[BEGIN Extracted entries]

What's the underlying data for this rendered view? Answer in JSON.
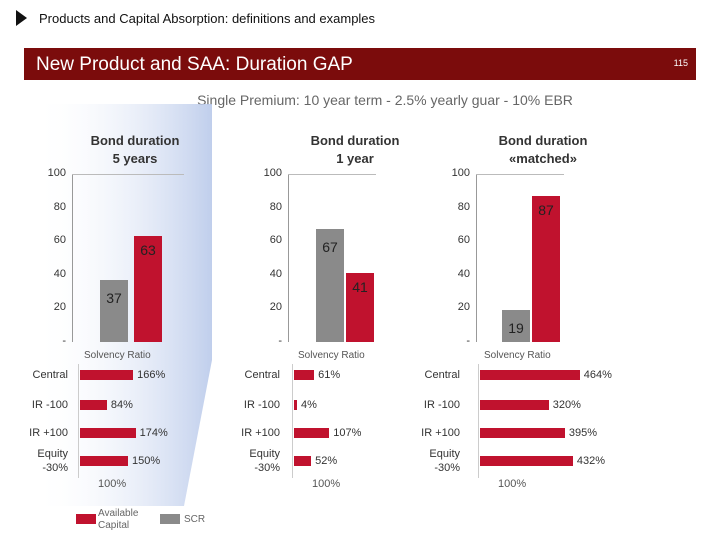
{
  "header": {
    "section_title": "Products and Capital Absorption: definitions and examples",
    "banner_title": "New Product and SAA: Duration GAP",
    "page_number": "115"
  },
  "chart_subtitle": "Single Premium: 10 year term - 2.5% yearly guar - 10% EBR",
  "colors": {
    "available_capital": "#c0122e",
    "scr": "#8a8a8a",
    "banner": "#7b0c0c"
  },
  "legend": {
    "available_capital": "Available Capital",
    "scr": "SCR"
  },
  "chart_data": [
    {
      "type": "bar",
      "title": "Bond duration 5 years",
      "title_lines": [
        "Bond duration",
        "5 years"
      ],
      "y_ticks": [
        "100",
        "80",
        "60",
        "40",
        "20",
        "-"
      ],
      "ylim": [
        0,
        100
      ],
      "series": [
        {
          "name": "SCR",
          "value": 37,
          "label": "37"
        },
        {
          "name": "Available Capital",
          "value": 63,
          "label": "63"
        }
      ],
      "solvency": {
        "title": "Solvency Ratio",
        "scenarios": [
          {
            "name": "Central",
            "value": 166,
            "label": "166%"
          },
          {
            "name": "IR -100",
            "value": 84,
            "label": "84%"
          },
          {
            "name": "IR +100",
            "value": 174,
            "label": "174%"
          },
          {
            "name": "Equity -30%",
            "line1": "Equity",
            "line2": "-30%",
            "value": 150,
            "label": "150%"
          }
        ],
        "reference": "100%"
      }
    },
    {
      "type": "bar",
      "title": "Bond duration 1 year",
      "title_lines": [
        "Bond duration",
        "1 year"
      ],
      "y_ticks": [
        "100",
        "80",
        "60",
        "40",
        "20",
        "-"
      ],
      "ylim": [
        0,
        100
      ],
      "series": [
        {
          "name": "SCR",
          "value": 67,
          "label": "67"
        },
        {
          "name": "Available Capital",
          "value": 41,
          "label": "41"
        }
      ],
      "solvency": {
        "title": "Solvency Ratio",
        "scenarios": [
          {
            "name": "Central",
            "value": 61,
            "label": "61%"
          },
          {
            "name": "IR -100",
            "value": 4,
            "label": "4%"
          },
          {
            "name": "IR +100",
            "value": 107,
            "label": "107%"
          },
          {
            "name": "Equity -30%",
            "line1": "Equity",
            "line2": "-30%",
            "value": 52,
            "label": "52%"
          }
        ],
        "reference": "100%"
      }
    },
    {
      "type": "bar",
      "title": "Bond duration «matched»",
      "title_lines": [
        "Bond duration",
        "«matched»"
      ],
      "y_ticks": [
        "100",
        "80",
        "60",
        "40",
        "20",
        "-"
      ],
      "ylim": [
        0,
        100
      ],
      "series": [
        {
          "name": "SCR",
          "value": 19,
          "label": "19"
        },
        {
          "name": "Available Capital",
          "value": 87,
          "label": "87"
        }
      ],
      "solvency": {
        "title": "Solvency Ratio",
        "scenarios": [
          {
            "name": "Central",
            "value": 464,
            "label": "464%"
          },
          {
            "name": "IR -100",
            "value": 320,
            "label": "320%"
          },
          {
            "name": "IR +100",
            "value": 395,
            "label": "395%"
          },
          {
            "name": "Equity -30%",
            "line1": "Equity",
            "line2": "-30%",
            "value": 432,
            "label": "432%"
          }
        ],
        "reference": "100%"
      }
    }
  ]
}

[END Extracted entries]

:: Work to be completed ::
Return the material exactly as given, apart from the pictures.

:: Correct result ::
What's the underlying data for this rendered view? Answer in JSON.
{
  "header": {
    "section_title": "Products and Capital Absorption: definitions and examples",
    "banner_title": "New Product and SAA: Duration GAP",
    "page_number": "115"
  },
  "chart_subtitle": "Single Premium: 10 year term - 2.5% yearly guar - 10% EBR",
  "colors": {
    "available_capital": "#c0122e",
    "scr": "#8a8a8a",
    "banner": "#7b0c0c"
  },
  "legend": {
    "available_capital": "Available Capital",
    "scr": "SCR"
  },
  "chart_data": [
    {
      "type": "bar",
      "title": "Bond duration 5 years",
      "title_lines": [
        "Bond duration",
        "5 years"
      ],
      "y_ticks": [
        "100",
        "80",
        "60",
        "40",
        "20",
        "-"
      ],
      "ylim": [
        0,
        100
      ],
      "series": [
        {
          "name": "SCR",
          "value": 37,
          "label": "37"
        },
        {
          "name": "Available Capital",
          "value": 63,
          "label": "63"
        }
      ],
      "solvency": {
        "title": "Solvency Ratio",
        "scenarios": [
          {
            "name": "Central",
            "value": 166,
            "label": "166%"
          },
          {
            "name": "IR -100",
            "value": 84,
            "label": "84%"
          },
          {
            "name": "IR +100",
            "value": 174,
            "label": "174%"
          },
          {
            "name": "Equity -30%",
            "line1": "Equity",
            "line2": "-30%",
            "value": 150,
            "label": "150%"
          }
        ],
        "reference": "100%"
      }
    },
    {
      "type": "bar",
      "title": "Bond duration 1 year",
      "title_lines": [
        "Bond duration",
        "1 year"
      ],
      "y_ticks": [
        "100",
        "80",
        "60",
        "40",
        "20",
        "-"
      ],
      "ylim": [
        0,
        100
      ],
      "series": [
        {
          "name": "SCR",
          "value": 67,
          "label": "67"
        },
        {
          "name": "Available Capital",
          "value": 41,
          "label": "41"
        }
      ],
      "solvency": {
        "title": "Solvency Ratio",
        "scenarios": [
          {
            "name": "Central",
            "value": 61,
            "label": "61%"
          },
          {
            "name": "IR -100",
            "value": 4,
            "label": "4%"
          },
          {
            "name": "IR +100",
            "value": 107,
            "label": "107%"
          },
          {
            "name": "Equity -30%",
            "line1": "Equity",
            "line2": "-30%",
            "value": 52,
            "label": "52%"
          }
        ],
        "reference": "100%"
      }
    },
    {
      "type": "bar",
      "title": "Bond duration «matched»",
      "title_lines": [
        "Bond duration",
        "«matched»"
      ],
      "y_ticks": [
        "100",
        "80",
        "60",
        "40",
        "20",
        "-"
      ],
      "ylim": [
        0,
        100
      ],
      "series": [
        {
          "name": "SCR",
          "value": 19,
          "label": "19"
        },
        {
          "name": "Available Capital",
          "value": 87,
          "label": "87"
        }
      ],
      "solvency": {
        "title": "Solvency Ratio",
        "scenarios": [
          {
            "name": "Central",
            "value": 464,
            "label": "464%"
          },
          {
            "name": "IR -100",
            "value": 320,
            "label": "320%"
          },
          {
            "name": "IR +100",
            "value": 395,
            "label": "395%"
          },
          {
            "name": "Equity -30%",
            "line1": "Equity",
            "line2": "-30%",
            "value": 432,
            "label": "432%"
          }
        ],
        "reference": "100%"
      }
    }
  ]
}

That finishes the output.